● **Task instructions**:
Filter the entries, keeping every line with the word "initial".

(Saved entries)
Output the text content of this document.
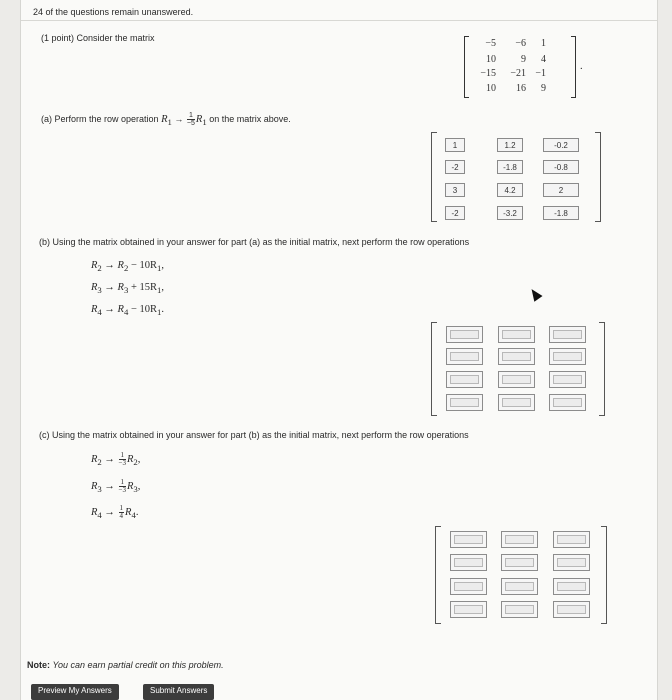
24 of the questions remain unanswered.
(1 point) Consider the matrix	−5	−6	1
10	9	4
−15	−21 −1
10	16	9
.
(a) Perform the row operation $R_1 \to \frac{1}{-5} R_1$ on the matrix above.
1	1.2	-0.2
-2	-1.8	-0.8
3	4.2	2
-2	-3.2	-1.8
(b) Using the matrix obtained in your answer for part (a) as the initial matrix, next perform the row operations
$R_2 \to R_2 - 10R_1$,
$R_3 \to R_3 + 15R_1$,
$R_4 \to R_4 - 10R_1$.
(c) Using the matrix obtained in your answer for part (b) as the initial matrix, next perform the row operations
$R_2 \to \frac{1}{-3} R_2$,
$R_3 \to \frac{1}{-3} R_3$,
$R_4 \to \frac{1}{4} R_4$.
Note: You can earn partial credit on this problem.
Preview My Answers	Submit Answers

● **Solution to this task**:
(b) Using the matrix obtained in your answer for part (a) as the initial matrix, next perform the row operations
(c) Using the matrix obtained in your answer for part (b) as the initial matrix, next perform the row operations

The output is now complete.